_Task goal_
Find the lines that hold the word "labels" and return them.

_Supplied data_

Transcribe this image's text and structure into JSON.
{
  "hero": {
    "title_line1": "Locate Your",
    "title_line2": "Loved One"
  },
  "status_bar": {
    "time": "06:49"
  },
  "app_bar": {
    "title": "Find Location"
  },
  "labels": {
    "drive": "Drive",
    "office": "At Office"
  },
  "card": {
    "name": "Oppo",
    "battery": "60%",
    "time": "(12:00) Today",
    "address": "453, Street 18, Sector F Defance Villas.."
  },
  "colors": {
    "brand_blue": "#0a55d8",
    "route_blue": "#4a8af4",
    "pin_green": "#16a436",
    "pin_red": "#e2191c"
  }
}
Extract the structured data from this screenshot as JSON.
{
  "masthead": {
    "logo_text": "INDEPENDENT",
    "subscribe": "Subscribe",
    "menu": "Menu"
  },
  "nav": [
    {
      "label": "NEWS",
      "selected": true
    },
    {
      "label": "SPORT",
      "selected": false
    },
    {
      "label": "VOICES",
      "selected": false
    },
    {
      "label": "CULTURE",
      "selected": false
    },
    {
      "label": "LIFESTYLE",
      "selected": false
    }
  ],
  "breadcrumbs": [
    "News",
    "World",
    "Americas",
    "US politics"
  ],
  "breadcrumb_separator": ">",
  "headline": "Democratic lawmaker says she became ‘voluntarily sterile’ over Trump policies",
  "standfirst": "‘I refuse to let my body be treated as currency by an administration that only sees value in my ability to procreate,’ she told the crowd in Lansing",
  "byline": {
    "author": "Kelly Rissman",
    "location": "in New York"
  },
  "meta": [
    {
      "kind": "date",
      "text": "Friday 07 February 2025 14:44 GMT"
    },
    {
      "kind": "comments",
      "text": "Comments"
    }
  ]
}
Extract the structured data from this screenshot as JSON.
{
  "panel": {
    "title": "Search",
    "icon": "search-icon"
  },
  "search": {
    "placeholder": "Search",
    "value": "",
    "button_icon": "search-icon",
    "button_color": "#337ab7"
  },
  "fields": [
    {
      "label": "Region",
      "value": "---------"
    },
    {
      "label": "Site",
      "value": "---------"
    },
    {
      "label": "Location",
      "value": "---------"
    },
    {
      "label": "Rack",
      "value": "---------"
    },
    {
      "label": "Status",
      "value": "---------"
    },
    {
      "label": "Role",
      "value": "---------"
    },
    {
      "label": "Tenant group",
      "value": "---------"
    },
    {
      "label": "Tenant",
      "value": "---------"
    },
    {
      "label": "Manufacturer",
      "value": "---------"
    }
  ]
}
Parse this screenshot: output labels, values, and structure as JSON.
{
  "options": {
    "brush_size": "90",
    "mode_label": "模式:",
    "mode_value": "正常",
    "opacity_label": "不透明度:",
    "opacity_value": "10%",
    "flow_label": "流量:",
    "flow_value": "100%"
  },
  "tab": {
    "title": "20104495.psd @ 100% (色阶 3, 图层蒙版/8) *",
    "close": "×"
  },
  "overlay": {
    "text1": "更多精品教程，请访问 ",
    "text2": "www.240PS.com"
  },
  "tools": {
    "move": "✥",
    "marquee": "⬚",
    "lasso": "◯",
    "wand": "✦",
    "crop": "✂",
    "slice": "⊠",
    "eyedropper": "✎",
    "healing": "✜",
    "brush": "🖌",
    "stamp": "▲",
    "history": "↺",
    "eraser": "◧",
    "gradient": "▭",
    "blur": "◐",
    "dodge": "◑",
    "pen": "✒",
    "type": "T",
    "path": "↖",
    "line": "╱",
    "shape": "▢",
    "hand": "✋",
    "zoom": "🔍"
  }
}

_Solution to the exercise_
  "labels": {
Parse this screenshot: output labels, values, and structure as JSON.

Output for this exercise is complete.